──────── Input rows ────────

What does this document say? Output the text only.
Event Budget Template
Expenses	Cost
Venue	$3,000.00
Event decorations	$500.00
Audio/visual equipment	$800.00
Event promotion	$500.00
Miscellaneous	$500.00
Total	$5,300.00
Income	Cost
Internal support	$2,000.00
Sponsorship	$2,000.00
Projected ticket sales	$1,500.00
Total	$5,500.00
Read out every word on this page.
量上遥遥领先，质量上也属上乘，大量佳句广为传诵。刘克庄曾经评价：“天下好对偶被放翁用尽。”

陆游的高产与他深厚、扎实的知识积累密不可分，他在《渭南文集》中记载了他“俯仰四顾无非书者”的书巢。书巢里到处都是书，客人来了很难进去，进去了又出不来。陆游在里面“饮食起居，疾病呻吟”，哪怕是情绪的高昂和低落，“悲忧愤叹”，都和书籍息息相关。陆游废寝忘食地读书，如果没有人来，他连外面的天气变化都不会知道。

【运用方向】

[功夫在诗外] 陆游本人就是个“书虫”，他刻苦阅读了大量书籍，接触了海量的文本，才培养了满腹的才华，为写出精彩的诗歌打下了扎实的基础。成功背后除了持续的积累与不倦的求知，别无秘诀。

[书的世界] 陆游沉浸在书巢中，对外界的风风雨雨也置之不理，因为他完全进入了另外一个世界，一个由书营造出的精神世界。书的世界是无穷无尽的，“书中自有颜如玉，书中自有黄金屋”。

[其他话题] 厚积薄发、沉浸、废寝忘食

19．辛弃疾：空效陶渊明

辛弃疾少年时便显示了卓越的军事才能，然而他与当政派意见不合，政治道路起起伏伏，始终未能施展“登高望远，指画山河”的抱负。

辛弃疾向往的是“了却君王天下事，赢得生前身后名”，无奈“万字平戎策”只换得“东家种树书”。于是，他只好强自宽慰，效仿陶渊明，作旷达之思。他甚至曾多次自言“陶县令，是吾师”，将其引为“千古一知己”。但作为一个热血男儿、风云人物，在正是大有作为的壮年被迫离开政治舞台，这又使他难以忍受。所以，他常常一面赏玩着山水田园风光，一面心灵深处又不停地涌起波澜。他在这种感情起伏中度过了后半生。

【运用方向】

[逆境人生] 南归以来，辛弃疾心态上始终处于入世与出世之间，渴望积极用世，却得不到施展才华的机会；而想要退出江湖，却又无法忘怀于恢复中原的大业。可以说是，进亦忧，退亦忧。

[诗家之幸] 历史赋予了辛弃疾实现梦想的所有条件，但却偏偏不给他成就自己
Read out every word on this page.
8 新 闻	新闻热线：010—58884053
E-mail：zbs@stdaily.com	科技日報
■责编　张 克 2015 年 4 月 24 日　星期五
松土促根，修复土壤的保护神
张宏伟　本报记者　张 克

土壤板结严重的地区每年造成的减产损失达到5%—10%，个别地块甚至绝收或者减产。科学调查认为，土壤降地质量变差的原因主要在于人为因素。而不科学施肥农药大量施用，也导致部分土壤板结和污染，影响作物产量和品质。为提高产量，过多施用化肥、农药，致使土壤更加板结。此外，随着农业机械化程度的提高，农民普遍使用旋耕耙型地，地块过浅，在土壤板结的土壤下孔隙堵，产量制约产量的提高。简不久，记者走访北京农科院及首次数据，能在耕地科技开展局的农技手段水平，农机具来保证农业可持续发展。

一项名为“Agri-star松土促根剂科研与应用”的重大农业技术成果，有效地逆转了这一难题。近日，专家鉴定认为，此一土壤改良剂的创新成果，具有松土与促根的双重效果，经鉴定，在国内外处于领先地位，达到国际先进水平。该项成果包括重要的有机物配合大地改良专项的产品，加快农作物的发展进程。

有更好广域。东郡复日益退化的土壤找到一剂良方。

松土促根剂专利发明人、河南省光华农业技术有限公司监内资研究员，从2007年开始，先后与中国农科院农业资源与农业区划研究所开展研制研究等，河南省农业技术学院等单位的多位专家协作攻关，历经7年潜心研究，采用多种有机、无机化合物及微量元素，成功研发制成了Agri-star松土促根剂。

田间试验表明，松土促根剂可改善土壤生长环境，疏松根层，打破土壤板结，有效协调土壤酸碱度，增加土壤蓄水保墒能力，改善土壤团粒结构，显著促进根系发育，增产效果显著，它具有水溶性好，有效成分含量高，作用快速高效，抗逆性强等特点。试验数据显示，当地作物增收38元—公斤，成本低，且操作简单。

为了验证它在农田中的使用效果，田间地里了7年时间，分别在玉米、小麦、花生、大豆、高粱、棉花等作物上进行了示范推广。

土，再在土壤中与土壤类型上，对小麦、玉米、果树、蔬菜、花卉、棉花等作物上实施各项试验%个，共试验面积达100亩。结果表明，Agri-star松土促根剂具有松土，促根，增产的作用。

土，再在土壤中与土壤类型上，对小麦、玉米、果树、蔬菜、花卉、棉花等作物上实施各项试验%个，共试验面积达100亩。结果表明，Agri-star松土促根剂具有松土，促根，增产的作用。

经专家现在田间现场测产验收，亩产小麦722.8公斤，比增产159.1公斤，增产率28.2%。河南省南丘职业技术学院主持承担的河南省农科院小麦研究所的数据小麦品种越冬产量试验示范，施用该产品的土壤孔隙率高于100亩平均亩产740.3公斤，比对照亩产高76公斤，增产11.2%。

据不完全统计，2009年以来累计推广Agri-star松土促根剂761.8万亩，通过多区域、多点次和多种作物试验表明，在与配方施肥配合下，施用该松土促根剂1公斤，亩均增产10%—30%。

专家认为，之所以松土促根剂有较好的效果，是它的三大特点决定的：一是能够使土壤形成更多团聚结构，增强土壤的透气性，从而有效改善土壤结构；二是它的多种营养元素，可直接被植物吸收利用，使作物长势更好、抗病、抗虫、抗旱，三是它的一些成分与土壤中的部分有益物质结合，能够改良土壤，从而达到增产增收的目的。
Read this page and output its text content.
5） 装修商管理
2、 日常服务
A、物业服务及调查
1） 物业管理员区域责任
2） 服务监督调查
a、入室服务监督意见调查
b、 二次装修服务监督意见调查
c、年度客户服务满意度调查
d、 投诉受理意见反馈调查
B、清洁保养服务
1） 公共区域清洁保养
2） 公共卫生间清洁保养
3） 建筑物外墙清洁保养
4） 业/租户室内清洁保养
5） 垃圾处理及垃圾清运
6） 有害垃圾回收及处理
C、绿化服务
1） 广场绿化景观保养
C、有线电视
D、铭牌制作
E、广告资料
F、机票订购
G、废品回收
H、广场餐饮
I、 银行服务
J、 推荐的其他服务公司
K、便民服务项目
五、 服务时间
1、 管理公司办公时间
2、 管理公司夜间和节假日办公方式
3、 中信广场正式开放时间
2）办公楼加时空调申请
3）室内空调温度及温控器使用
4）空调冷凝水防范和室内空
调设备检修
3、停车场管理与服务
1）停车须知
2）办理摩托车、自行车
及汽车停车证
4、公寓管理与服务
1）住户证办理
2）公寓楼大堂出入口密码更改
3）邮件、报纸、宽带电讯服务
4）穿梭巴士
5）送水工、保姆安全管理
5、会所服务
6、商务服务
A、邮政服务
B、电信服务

────────

• [Exercise description]: Gather all lines where the word "this" appears.

• [Full answer]:
What does this document say? Output the text only.
Read out every word on this page.
Read out every word on this page.
Read this page and output its text content.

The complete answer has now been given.